EXERCISE DIRECTIONS – The records should be written out in full, with nothing altered.

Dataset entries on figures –
┄┄┄┄┄┄┄┄┄┄
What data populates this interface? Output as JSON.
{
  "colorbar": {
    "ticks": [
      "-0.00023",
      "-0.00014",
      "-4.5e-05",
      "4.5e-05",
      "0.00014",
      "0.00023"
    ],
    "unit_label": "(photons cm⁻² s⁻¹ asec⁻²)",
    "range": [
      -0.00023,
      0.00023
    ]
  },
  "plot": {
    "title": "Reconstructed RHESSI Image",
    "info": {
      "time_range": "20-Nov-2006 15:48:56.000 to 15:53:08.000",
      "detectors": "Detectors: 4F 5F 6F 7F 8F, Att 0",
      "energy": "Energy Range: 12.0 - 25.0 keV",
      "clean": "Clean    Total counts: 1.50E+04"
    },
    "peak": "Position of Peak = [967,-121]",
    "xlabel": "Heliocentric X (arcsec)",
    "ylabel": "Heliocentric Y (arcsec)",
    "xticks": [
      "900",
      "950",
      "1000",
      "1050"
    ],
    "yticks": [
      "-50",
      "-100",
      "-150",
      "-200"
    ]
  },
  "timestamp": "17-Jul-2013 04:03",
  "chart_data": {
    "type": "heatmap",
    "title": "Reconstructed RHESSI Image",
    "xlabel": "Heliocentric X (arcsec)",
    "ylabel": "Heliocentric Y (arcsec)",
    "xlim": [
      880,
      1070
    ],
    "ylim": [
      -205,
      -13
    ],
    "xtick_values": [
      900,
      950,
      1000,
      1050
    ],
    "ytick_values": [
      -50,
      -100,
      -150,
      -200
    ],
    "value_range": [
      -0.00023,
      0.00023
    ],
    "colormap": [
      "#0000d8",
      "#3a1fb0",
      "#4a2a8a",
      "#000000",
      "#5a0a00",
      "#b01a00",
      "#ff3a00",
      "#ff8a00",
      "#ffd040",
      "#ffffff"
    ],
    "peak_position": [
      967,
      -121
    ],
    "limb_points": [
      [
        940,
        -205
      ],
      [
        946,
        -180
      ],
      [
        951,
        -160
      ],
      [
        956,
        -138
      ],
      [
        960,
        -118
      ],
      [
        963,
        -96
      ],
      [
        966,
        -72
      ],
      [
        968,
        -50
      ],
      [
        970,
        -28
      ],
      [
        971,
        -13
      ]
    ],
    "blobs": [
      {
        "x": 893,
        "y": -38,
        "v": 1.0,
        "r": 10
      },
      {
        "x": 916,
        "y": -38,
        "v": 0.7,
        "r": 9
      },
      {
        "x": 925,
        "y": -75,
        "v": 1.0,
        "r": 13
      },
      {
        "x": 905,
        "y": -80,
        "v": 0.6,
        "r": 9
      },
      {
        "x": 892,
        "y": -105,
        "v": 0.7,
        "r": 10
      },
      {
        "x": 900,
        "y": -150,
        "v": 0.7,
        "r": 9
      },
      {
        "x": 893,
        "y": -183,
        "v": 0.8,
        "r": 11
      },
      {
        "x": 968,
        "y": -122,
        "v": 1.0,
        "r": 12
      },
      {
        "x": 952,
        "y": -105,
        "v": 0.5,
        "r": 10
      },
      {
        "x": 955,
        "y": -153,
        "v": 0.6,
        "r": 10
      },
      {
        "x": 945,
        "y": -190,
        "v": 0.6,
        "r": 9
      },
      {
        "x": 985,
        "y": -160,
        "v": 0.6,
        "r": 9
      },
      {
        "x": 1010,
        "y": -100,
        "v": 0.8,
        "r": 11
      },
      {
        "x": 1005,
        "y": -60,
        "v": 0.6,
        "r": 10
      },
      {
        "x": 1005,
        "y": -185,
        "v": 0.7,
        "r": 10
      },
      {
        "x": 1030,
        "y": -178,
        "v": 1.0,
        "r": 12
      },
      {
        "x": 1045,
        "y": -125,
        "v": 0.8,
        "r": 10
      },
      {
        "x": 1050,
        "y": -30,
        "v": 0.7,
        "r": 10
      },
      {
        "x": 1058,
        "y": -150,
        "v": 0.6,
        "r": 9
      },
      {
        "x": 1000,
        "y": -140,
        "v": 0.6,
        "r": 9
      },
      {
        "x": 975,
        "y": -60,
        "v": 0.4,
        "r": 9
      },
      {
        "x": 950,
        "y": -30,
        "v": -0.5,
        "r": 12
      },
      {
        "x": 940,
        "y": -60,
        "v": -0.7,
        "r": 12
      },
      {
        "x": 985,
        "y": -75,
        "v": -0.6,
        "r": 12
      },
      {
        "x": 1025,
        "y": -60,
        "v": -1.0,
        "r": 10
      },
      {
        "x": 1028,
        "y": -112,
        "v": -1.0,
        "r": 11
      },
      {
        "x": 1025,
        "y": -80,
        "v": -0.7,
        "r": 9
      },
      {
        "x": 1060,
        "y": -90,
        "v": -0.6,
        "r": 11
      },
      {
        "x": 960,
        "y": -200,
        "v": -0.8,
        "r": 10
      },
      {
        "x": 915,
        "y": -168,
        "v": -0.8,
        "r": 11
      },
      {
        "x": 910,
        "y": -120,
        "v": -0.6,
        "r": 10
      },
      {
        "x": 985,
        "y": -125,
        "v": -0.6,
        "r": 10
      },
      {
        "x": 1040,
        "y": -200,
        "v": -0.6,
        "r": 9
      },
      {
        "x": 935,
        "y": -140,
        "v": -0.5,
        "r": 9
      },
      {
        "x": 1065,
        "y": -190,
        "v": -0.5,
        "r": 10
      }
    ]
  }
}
┄┄┄┄┄┄┄┄┄┄
REPLY –
What data populates this interface? Output as JSON.
{
  "colorbar": {
    "ticks": [
      "-0.00023",
      "-0.00014",
      "-4.5e-05",
      "4.5e-05",
      "0.00014",
      "0.00023"
    ],
    "unit_label": "(photons cm⁻² s⁻¹ asec⁻²)",
    "range": [
      -0.00023,
      0.00023
    ]
  },
  "plot": {
    "title": "Reconstructed RHESSI Image",
    "info": {
      "time_range": "20-Nov-2006 15:48:56.000 to 15:53:08.000",
      "detectors": "Detectors: 4F 5F 6F 7F 8F, Att 0",
      "energy": "Energy Range: 12.0 - 25.0 keV",
      "clean": "Clean    Total counts: 1.50E+04"
    },
    "peak": "Position of Peak = [967,-121]",
    "xlabel": "Heliocentric X (arcsec)",
    "ylabel": "Heliocentric Y (arcsec)",
    "xticks": [
      "900",
      "950",
      "1000",
      "1050"
    ],
    "yticks": [
      "-50",
      "-100",
      "-150",
      "-200"
    ]
  },
  "timestamp": "17-Jul-2013 04:03",
  "chart_data": {
    "type": "heatmap",
    "title": "Reconstructed RHESSI Image",
    "xlabel": "Heliocentric X (arcsec)",
    "ylabel": "Heliocentric Y (arcsec)",
    "xlim": [
      880,
      1070
    ],
    "ylim": [
      -205,
      -13
    ],
    "xtick_values": [
      900,
      950,
      1000,
      1050
    ],
    "ytick_values": [
      -50,
      -100,
      -150,
      -200
    ],
    "value_range": [
      -0.00023,
      0.00023
    ],
    "colormap": [
      "#0000d8",
      "#3a1fb0",
      "#4a2a8a",
      "#000000",
      "#5a0a00",
      "#b01a00",
      "#ff3a00",
      "#ff8a00",
      "#ffd040",
      "#ffffff"
    ],
    "peak_position": [
      967,
      -121
    ],
    "limb_points": [
      [
        940,
        -205
      ],
      [
        946,
        -180
      ],
      [
        951,
        -160
      ],
      [
        956,
        -138
      ],
      [
        960,
        -118
      ],
      [
        963,
        -96
      ],
      [
        966,
        -72
      ],
      [
        968,
        -50
      ],
      [
        970,
        -28
      ],
      [
        971,
        -13
      ]
    ],
    "blobs": [
      {
        "x": 893,
        "y": -38,
        "v": 1.0,
        "r": 10
      },
      {
        "x": 916,
        "y": -38,
        "v": 0.7,
        "r": 9
      },
      {
        "x": 925,
        "y": -75,
        "v": 1.0,
        "r": 13
      },
      {
        "x": 905,
        "y": -80,
        "v": 0.6,
        "r": 9
      },
      {
        "x": 892,
        "y": -105,
        "v": 0.7,
        "r": 10
      },
      {
        "x": 900,
        "y": -150,
        "v": 0.7,
        "r": 9
      },
      {
        "x": 893,
        "y": -183,
        "v": 0.8,
        "r": 11
      },
      {
        "x": 968,
        "y": -122,
        "v": 1.0,
        "r": 12
      },
      {
        "x": 952,
        "y": -105,
        "v": 0.5,
        "r": 10
      },
      {
        "x": 955,
        "y": -153,
        "v": 0.6,
        "r": 10
      },
      {
        "x": 945,
        "y": -190,
        "v": 0.6,
        "r": 9
      },
      {
        "x": 985,
        "y": -160,
        "v": 0.6,
        "r": 9
      },
      {
        "x": 1010,
        "y": -100,
        "v": 0.8,
        "r": 11
      },
      {
        "x": 1005,
        "y": -60,
        "v": 0.6,
        "r": 10
      },
      {
        "x": 1005,
        "y": -185,
        "v": 0.7,
        "r": 10
      },
      {
        "x": 1030,
        "y": -178,
        "v": 1.0,
        "r": 12
      },
      {
        "x": 1045,
        "y": -125,
        "v": 0.8,
        "r": 10
      },
      {
        "x": 1050,
        "y": -30,
        "v": 0.7,
        "r": 10
      },
      {
        "x": 1058,
        "y": -150,
        "v": 0.6,
        "r": 9
      },
      {
        "x": 1000,
        "y": -140,
        "v": 0.6,
        "r": 9
      },
      {
        "x": 975,
        "y": -60,
        "v": 0.4,
        "r": 9
      },
      {
        "x": 950,
        "y": -30,
        "v": -0.5,
        "r": 12
      },
      {
        "x": 940,
        "y": -60,
        "v": -0.7,
        "r": 12
      },
      {
        "x": 985,
        "y": -75,
        "v": -0.6,
        "r": 12
      },
      {
        "x": 1025,
        "y": -60,
        "v": -1.0,
        "r": 10
      },
      {
        "x": 1028,
        "y": -112,
        "v": -1.0,
        "r": 11
      },
      {
        "x": 1025,
        "y": -80,
        "v": -0.7,
        "r": 9
      },
      {
        "x": 1060,
        "y": -90,
        "v": -0.6,
        "r": 11
      },
      {
        "x": 960,
        "y": -200,
        "v": -0.8,
        "r": 10
      },
      {
        "x": 915,
        "y": -168,
        "v": -0.8,
        "r": 11
      },
      {
        "x": 910,
        "y": -120,
        "v": -0.6,
        "r": 10
      },
      {
        "x": 985,
        "y": -125,
        "v": -0.6,
        "r": 10
      },
      {
        "x": 1040,
        "y": -200,
        "v": -0.6,
        "r": 9
      },
      {
        "x": 935,
        "y": -140,
        "v": -0.5,
        "r": 9
      },
      {
        "x": 1065,
        "y": -190,
        "v": -0.5,
        "r": 10
      }
    ]
  }
}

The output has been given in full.